■ To do ■
Return every line of the records below as a JSON list of strings, one string per line, with blank lines skipped and the pictures left out.

■ Data shown ■
::::::::

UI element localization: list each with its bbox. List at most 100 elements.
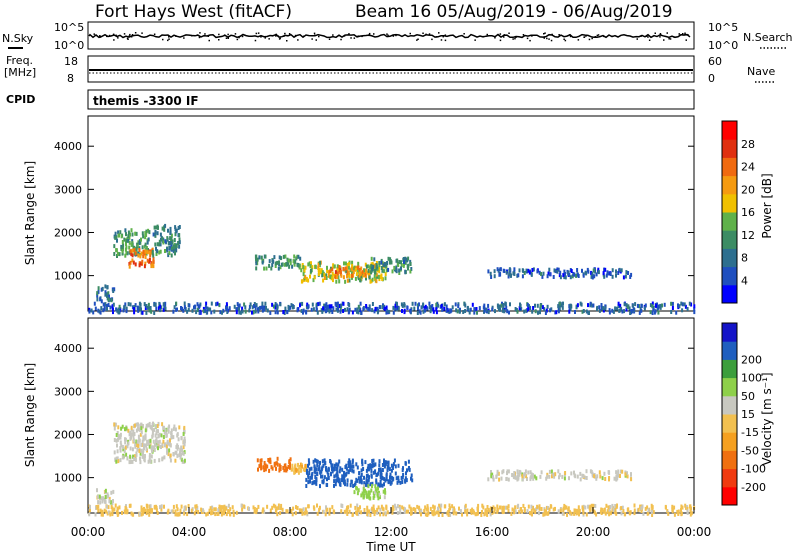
nsearch-dot bbox=[654, 32, 656, 34]
data-cell bbox=[129, 260, 132, 265]
data-cell bbox=[313, 480, 316, 485]
data-cell bbox=[132, 434, 135, 439]
colorbar-tick-label: 12 bbox=[741, 229, 755, 242]
data-cell bbox=[286, 509, 289, 514]
data-cell bbox=[138, 239, 141, 244]
nsearch-dot bbox=[168, 38, 170, 40]
data-cell bbox=[563, 476, 566, 481]
data-cell bbox=[378, 265, 381, 270]
data-cell bbox=[135, 422, 138, 427]
data-cell bbox=[214, 507, 217, 512]
data-region-0 bbox=[113, 421, 186, 465]
data-cell bbox=[144, 434, 147, 439]
data-cell bbox=[490, 470, 492, 474]
data-cell bbox=[255, 510, 258, 515]
data-cell bbox=[644, 506, 647, 511]
data-cell bbox=[120, 234, 123, 239]
data-cell bbox=[97, 286, 100, 291]
data-cell bbox=[225, 506, 228, 511]
data-cell bbox=[444, 504, 447, 509]
data-cell bbox=[130, 435, 133, 440]
data-cell bbox=[159, 308, 162, 313]
data-cell bbox=[591, 303, 594, 308]
data-cell bbox=[585, 309, 588, 314]
data-cell bbox=[103, 307, 106, 312]
time-xlabel: Time UT bbox=[365, 540, 416, 554]
data-cell bbox=[163, 227, 166, 232]
data-cell bbox=[501, 307, 504, 312]
data-cell bbox=[135, 428, 138, 433]
data-cell bbox=[359, 278, 362, 283]
data-cell bbox=[346, 512, 349, 516]
nsearch-dot bbox=[108, 34, 111, 37]
data-cell bbox=[274, 264, 277, 268]
data-cell bbox=[615, 511, 618, 516]
data-cell bbox=[366, 479, 369, 484]
data-cell bbox=[139, 460, 142, 465]
nsearch-dot bbox=[588, 38, 591, 41]
data-cell bbox=[433, 505, 436, 510]
data-cell bbox=[339, 482, 342, 487]
data-cell bbox=[166, 441, 169, 445]
beam-date-label: Beam 16 05/Aug/2019 - 06/Aug/2019 bbox=[355, 2, 673, 22]
data-cell bbox=[176, 446, 179, 451]
data-cell bbox=[498, 477, 501, 482]
data-cell bbox=[303, 511, 306, 516]
data-cell bbox=[417, 306, 419, 311]
data-cell bbox=[349, 467, 352, 472]
data-cell bbox=[307, 480, 310, 485]
data-cell bbox=[273, 461, 276, 466]
data-cell bbox=[163, 430, 166, 435]
data-cell bbox=[172, 504, 175, 509]
data-cell bbox=[136, 306, 139, 311]
data-cell bbox=[263, 307, 266, 312]
nsearch-dot bbox=[255, 32, 258, 35]
colorbar-tick-label: 16 bbox=[741, 206, 755, 219]
data-cell bbox=[579, 477, 582, 482]
data-cell bbox=[336, 275, 339, 279]
data-cell bbox=[671, 504, 674, 509]
data-cell bbox=[317, 262, 320, 267]
data-cell bbox=[144, 428, 147, 433]
data-cell bbox=[161, 236, 164, 241]
data-cell bbox=[537, 511, 540, 516]
data-cell bbox=[147, 439, 150, 444]
colorbar-swatch bbox=[722, 341, 737, 360]
data-cell bbox=[182, 509, 185, 514]
data-cell bbox=[513, 272, 516, 276]
data-cell bbox=[673, 505, 676, 510]
data-cell bbox=[173, 238, 176, 242]
data-cell bbox=[539, 306, 542, 311]
data-cell bbox=[274, 310, 277, 315]
nsearch-dot bbox=[260, 36, 262, 38]
data-cell bbox=[420, 509, 423, 514]
data-cell bbox=[675, 310, 678, 315]
data-cell bbox=[290, 467, 293, 472]
data-cell bbox=[626, 305, 629, 310]
data-cell bbox=[385, 473, 388, 478]
data-cell bbox=[137, 308, 140, 313]
data-cell bbox=[190, 508, 193, 513]
data-cell bbox=[132, 438, 135, 443]
data-cell bbox=[323, 303, 326, 308]
data-cell bbox=[157, 421, 160, 426]
data-cell bbox=[241, 507, 244, 512]
data-cell bbox=[140, 430, 143, 435]
data-cell bbox=[174, 232, 177, 237]
data-cell bbox=[218, 504, 221, 509]
data-cell bbox=[428, 305, 431, 310]
data-cell bbox=[469, 508, 472, 513]
data-cell bbox=[260, 462, 263, 467]
data-cell bbox=[496, 471, 499, 476]
data-cell bbox=[179, 447, 182, 452]
data-cell bbox=[614, 507, 617, 512]
data-cell bbox=[349, 460, 352, 465]
data-cell bbox=[133, 457, 136, 461]
data-cell bbox=[379, 479, 382, 484]
data-cell bbox=[138, 427, 141, 432]
data-cell bbox=[180, 445, 183, 450]
data-cell bbox=[329, 508, 332, 513]
data-cell bbox=[531, 473, 534, 478]
data-cell bbox=[585, 476, 588, 480]
data-cell bbox=[459, 509, 462, 514]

::::::::

■ Solution ■
[
  "UI element localization: list each with its bbox. List at most 100 elements.",
  "nsearch-dot bbox=[654, 32, 656, 34]",
  "data-cell bbox=[129, 260, 132, 265]",
  "data-cell bbox=[313, 480, 316, 485]",
  "data-cell bbox=[132, 434, 135, 439]",
  "colorbar-tick-label: 12 bbox=[741, 229, 755, 242]",
  "data-cell bbox=[286, 509, 289, 514]",
  "data-cell bbox=[138, 239, 141, 244]",
  "nsearch-dot bbox=[168, 38, 170, 40]",
  "data-cell bbox=[563, 476, 566, 481]",
  "data-cell bbox=[378, 265, 381, 270]",
  "data-cell bbox=[135, 422, 138, 427]",
  "data-cell bbox=[214, 507, 217, 512]",
  "data-region-0 bbox=[113, 421, 186, 465]",
  "data-cell bbox=[144, 434, 147, 439]",
  "data-cell bbox=[490, 470, 492, 474]",
  "data-cell bbox=[255, 510, 258, 515]",
  "data-cell bbox=[644, 506, 647, 511]",
  "data-cell bbox=[120, 234, 123, 239]",
  "data-cell bbox=[97, 286, 100, 291]",
  "data-cell bbox=[225, 506, 228, 511]",
  "data-cell bbox=[444, 504, 447, 509]",
  "data-cell bbox=[130, 435, 133, 440]",
  "data-cell bbox=[159, 308, 162, 313]",
  "data-cell bbox=[591, 303, 594, 308]",
  "data-cell bbox=[585, 309, 588, 314]",
  "data-cell bbox=[103, 307, 106, 312]",
  "time-xlabel: Time UT bbox=[365, 540, 416, 554]",
  "data-cell bbox=[163, 227, 166, 232]",
  "data-cell bbox=[501, 307, 504, 312]",
  "data-cell bbox=[135, 428, 138, 433]",
  "data-cell bbox=[359, 278, 362, 283]",
  "data-cell bbox=[346, 512, 349, 516]",
  "nsearch-dot bbox=[108, 34, 111, 37]",
  "data-cell bbox=[274, 264, 277, 268]",
  "data-cell bbox=[615, 511, 618, 516]",
  "data-cell bbox=[366, 479, 369, 484]",
  "data-cell bbox=[139, 460, 142, 465]",
  "nsearch-dot bbox=[588, 38, 591, 41]",
  "data-cell bbox=[433, 505, 436, 510]",
  "data-cell bbox=[339, 482, 342, 487]",
  "data-cell bbox=[166, 441, 169, 445]",
  "beam-date-label: Beam 16 05/Aug/2019 - 06/Aug/2019 bbox=[355, 2, 673, 22]",
  "data-cell bbox=[176, 446, 179, 451]",
  "data-cell bbox=[498, 477, 501, 482]",
  "data-cell bbox=[303, 511, 306, 516]",
  "data-cell bbox=[417, 306, 419, 311]",
  "data-cell bbox=[349, 467, 352, 472]",
  "data-cell bbox=[307, 480, 310, 485]",
  "data-cell bbox=[273, 461, 276, 466]",
  "data-cell bbox=[163, 430, 166, 435]",
  "data-cell bbox=[172, 504, 175, 509]",
  "data-cell bbox=[136, 306, 139, 311]",
  "data-cell bbox=[263, 307, 266, 312]",
  "nsearch-dot bbox=[255, 32, 258, 35]",
  "colorbar-tick-label: 16 bbox=[741, 206, 755, 219]",
  "data-cell bbox=[579, 477, 582, 482]",
  "data-cell bbox=[336, 275, 339, 279]",
  "data-cell bbox=[671, 504, 674, 509]",
  "data-cell bbox=[317, 262, 320, 267]",
  "data-cell bbox=[144, 428, 147, 433]",
  "data-cell bbox=[161, 236, 164, 241]",
  "data-cell bbox=[537, 511, 540, 516]",
  "data-cell bbox=[147, 439, 150, 444]",
  "colorbar-swatch bbox=[722, 341, 737, 360]",
  "data-cell bbox=[182, 509, 185, 514]",
  "data-cell bbox=[513, 272, 516, 276]",
  "data-cell bbox=[673, 505, 676, 510]",
  "data-cell bbox=[173, 238, 176, 242]",
  "data-cell bbox=[539, 306, 542, 311]",
  "data-cell bbox=[274, 310, 277, 315]",
  "nsearch-dot bbox=[260, 36, 262, 38]",
  "data-cell bbox=[420, 509, 423, 514]",
  "data-cell bbox=[675, 310, 678, 315]",
  "data-cell bbox=[290, 467, 293, 472]",
  "data-cell bbox=[626, 305, 629, 310]",
  "data-cell bbox=[385, 473, 388, 478]",
  "data-cell bbox=[137, 308, 140, 313]",
  "data-cell bbox=[190, 508, 193, 513]",
  "data-cell bbox=[132, 438, 135, 443]",
  "data-cell bbox=[323, 303, 326, 308]",
  "data-cell bbox=[157, 421, 160, 426]",
  "data-cell bbox=[241, 507, 244, 512]",
  "data-cell bbox=[140, 430, 143, 435]",
  "data-cell bbox=[174, 232, 177, 237]",
  "data-cell bbox=[218, 504, 221, 509]",
  "data-cell bbox=[428, 305, 431, 310]",
  "data-cell bbox=[469, 508, 472, 513]",
  "data-cell bbox=[260, 462, 263, 467]",
  "data-cell bbox=[496, 471, 499, 476]",
  "data-cell bbox=[179, 447, 182, 452]",
  "data-cell bbox=[614, 507, 617, 512]",
  "data-cell bbox=[349, 460, 352, 465]",
  "data-cell bbox=[133, 457, 136, 461]",
  "data-cell bbox=[379, 479, 382, 484]",
  "data-cell bbox=[138, 427, 141, 432]",
  "data-cell bbox=[180, 445, 183, 450]",
  "data-cell bbox=[329, 508, 332, 513]",
  "data-cell bbox=[531, 473, 534, 478]",
  "data-cell bbox=[585, 476, 588, 480]",
  "data-cell bbox=[459, 509, 462, 514]"
]